Read the lines below. Copy out any that hold the string "critically".

DATASET RECORDS
━━━━━━━━━━━━━━━━━━━━━━━━━━━━━━

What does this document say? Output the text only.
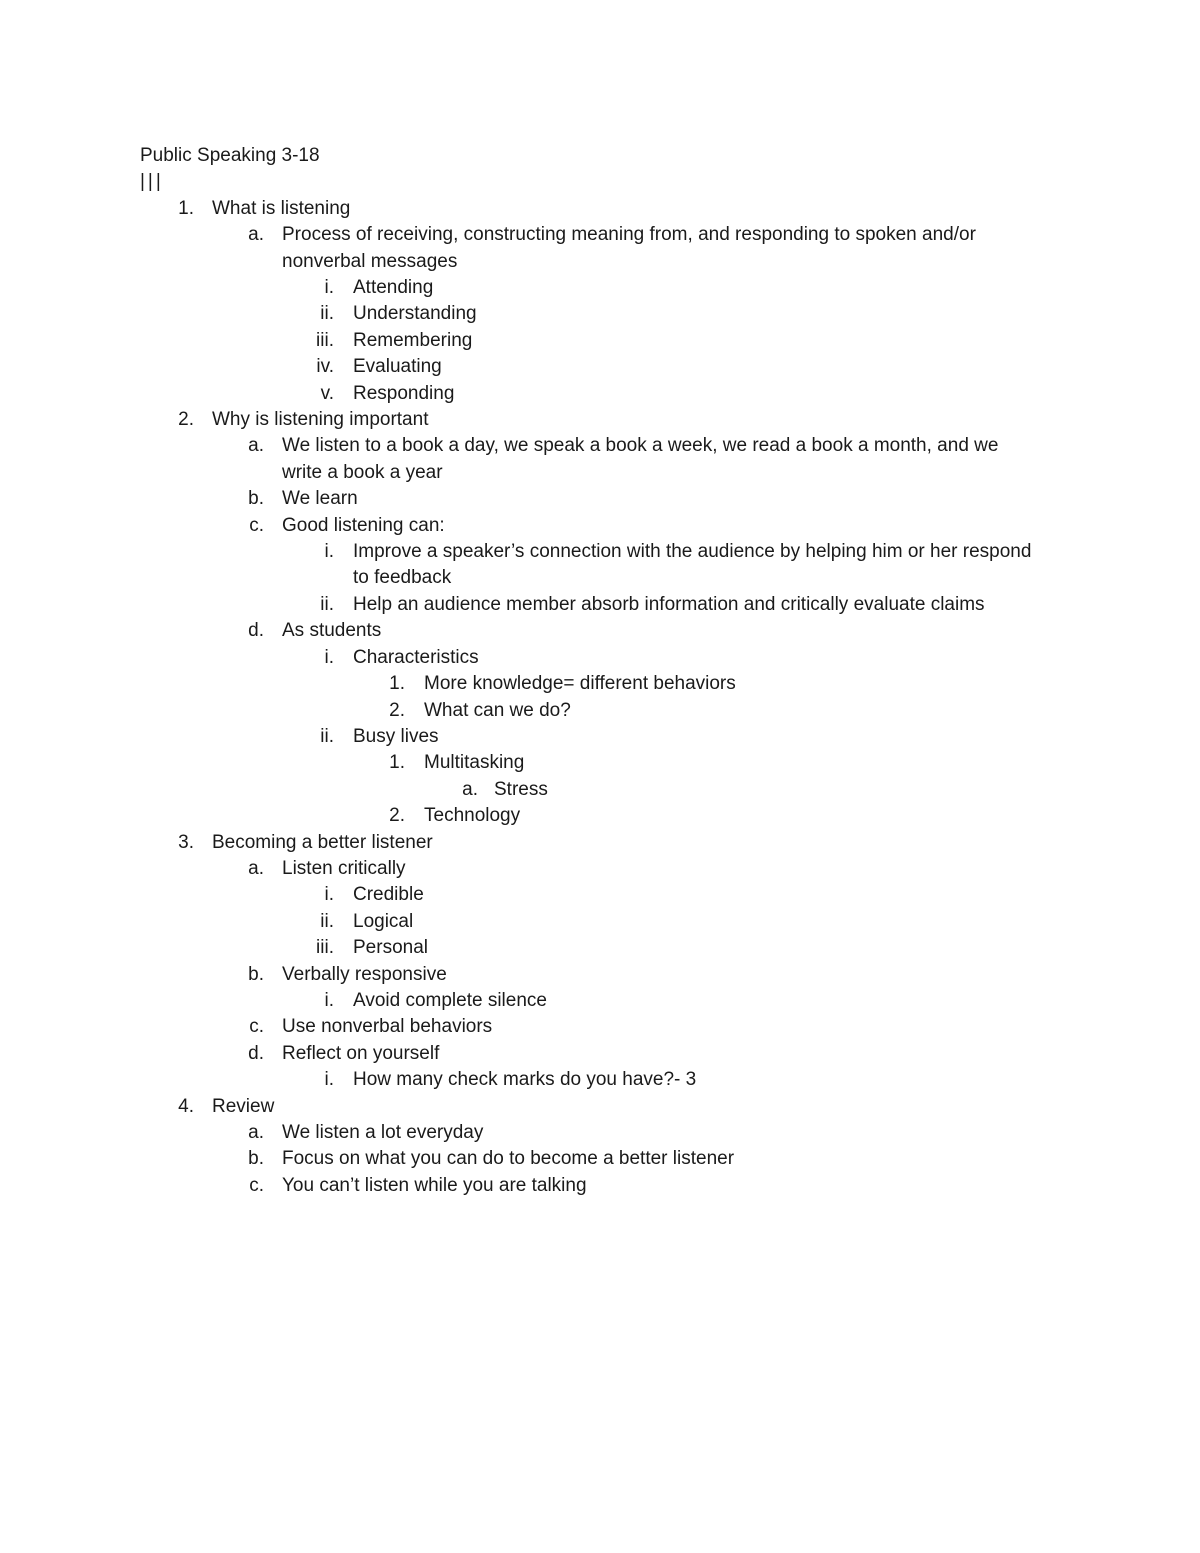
Public Speaking 3-18
|||
1. What is listening
a. Process of receiving, constructing meaning from, and responding to spoken and/or nonverbal messages
i. Attending
ii. Understanding
iii. Remembering
iv. Evaluating
v. Responding
2. Why is listening important
a. We listen to a book a day, we speak a book a week, we read a book a month, and we write a book a year
b. We learn
c. Good listening can:
i. Improve a speaker’s connection with the audience by helping him or her respond to feedback
ii. Help an audience member absorb information and critically evaluate claims
d. As students
i. Characteristics
1. More knowledge= different behaviors
2. What can we do?
ii. Busy lives
1. Multitasking
a. Stress
2. Technology
3. Becoming a better listener
a. Listen critically
i. Credible
ii. Logical
iii. Personal
b. Verbally responsive
i. Avoid complete silence
c. Use nonverbal behaviors
d. Reflect on yourself
i. How many check marks do you have?- 3
4. Review
a. We listen a lot everyday
b. Focus on what you can do to become a better listener
c. You can’t listen while you are talking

━━━━━━━━━━━━━━━━━━━━━━━━━━━━━━

SOLUTION FOR THIS TASK
ii. Help an audience member absorb information and critically evaluate claims
a. Listen critically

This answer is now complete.